- [REQUIRED TASK] Leave out the pictures and repeat the data exactly.

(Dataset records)

## Start

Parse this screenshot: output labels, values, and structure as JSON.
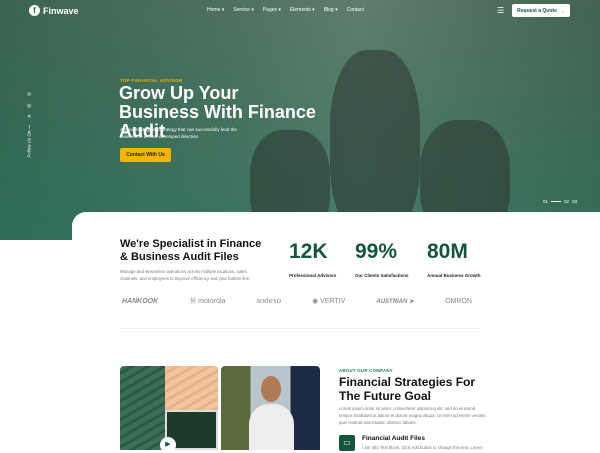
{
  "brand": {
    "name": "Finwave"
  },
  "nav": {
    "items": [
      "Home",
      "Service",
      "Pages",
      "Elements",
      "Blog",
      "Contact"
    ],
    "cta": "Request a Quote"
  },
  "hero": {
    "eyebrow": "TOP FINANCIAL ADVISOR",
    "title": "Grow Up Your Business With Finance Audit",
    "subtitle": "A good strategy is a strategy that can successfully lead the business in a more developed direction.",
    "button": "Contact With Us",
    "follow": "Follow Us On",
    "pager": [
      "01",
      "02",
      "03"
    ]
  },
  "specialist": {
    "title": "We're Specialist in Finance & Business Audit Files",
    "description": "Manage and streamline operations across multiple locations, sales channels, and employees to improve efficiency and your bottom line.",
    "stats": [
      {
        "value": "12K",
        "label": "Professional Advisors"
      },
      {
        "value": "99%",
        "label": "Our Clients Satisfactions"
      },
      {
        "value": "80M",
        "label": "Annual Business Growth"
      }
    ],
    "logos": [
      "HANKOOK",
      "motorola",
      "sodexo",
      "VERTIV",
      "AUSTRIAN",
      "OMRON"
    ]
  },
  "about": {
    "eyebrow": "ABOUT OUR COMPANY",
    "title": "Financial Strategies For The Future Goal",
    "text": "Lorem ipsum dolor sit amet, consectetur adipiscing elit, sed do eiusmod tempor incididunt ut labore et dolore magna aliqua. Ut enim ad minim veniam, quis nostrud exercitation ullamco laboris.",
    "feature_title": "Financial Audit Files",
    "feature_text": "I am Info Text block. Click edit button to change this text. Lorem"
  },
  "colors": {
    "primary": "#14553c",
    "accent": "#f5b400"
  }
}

## End

- [PROBLEM SOLUTION]
Parse this screenshot: output labels, values, and structure as JSON.
{
  "brand": {
    "name": "Finwave"
  },
  "nav": {
    "items": [
      "Home",
      "Service",
      "Pages",
      "Elements",
      "Blog",
      "Contact"
    ],
    "cta": "Request a Quote"
  },
  "hero": {
    "eyebrow": "TOP FINANCIAL ADVISOR",
    "title": "Grow Up Your Business With Finance Audit",
    "subtitle": "A good strategy is a strategy that can successfully lead the business in a more developed direction.",
    "button": "Contact With Us",
    "follow": "Follow Us On",
    "pager": [
      "01",
      "02",
      "03"
    ]
  },
  "specialist": {
    "title": "We're Specialist in Finance & Business Audit Files",
    "description": "Manage and streamline operations across multiple locations, sales channels, and employees to improve efficiency and your bottom line.",
    "stats": [
      {
        "value": "12K",
        "label": "Professional Advisors"
      },
      {
        "value": "99%",
        "label": "Our Clients Satisfactions"
      },
      {
        "value": "80M",
        "label": "Annual Business Growth"
      }
    ],
    "logos": [
      "HANKOOK",
      "motorola",
      "sodexo",
      "VERTIV",
      "AUSTRIAN",
      "OMRON"
    ]
  },
  "about": {
    "eyebrow": "ABOUT OUR COMPANY",
    "title": "Financial Strategies For The Future Goal",
    "text": "Lorem ipsum dolor sit amet, consectetur adipiscing elit, sed do eiusmod tempor incididunt ut labore et dolore magna aliqua. Ut enim ad minim veniam, quis nostrud exercitation ullamco laboris.",
    "feature_title": "Financial Audit Files",
    "feature_text": "I am Info Text block. Click edit button to change this text. Lorem"
  },
  "colors": {
    "primary": "#14553c",
    "accent": "#f5b400"
  }
}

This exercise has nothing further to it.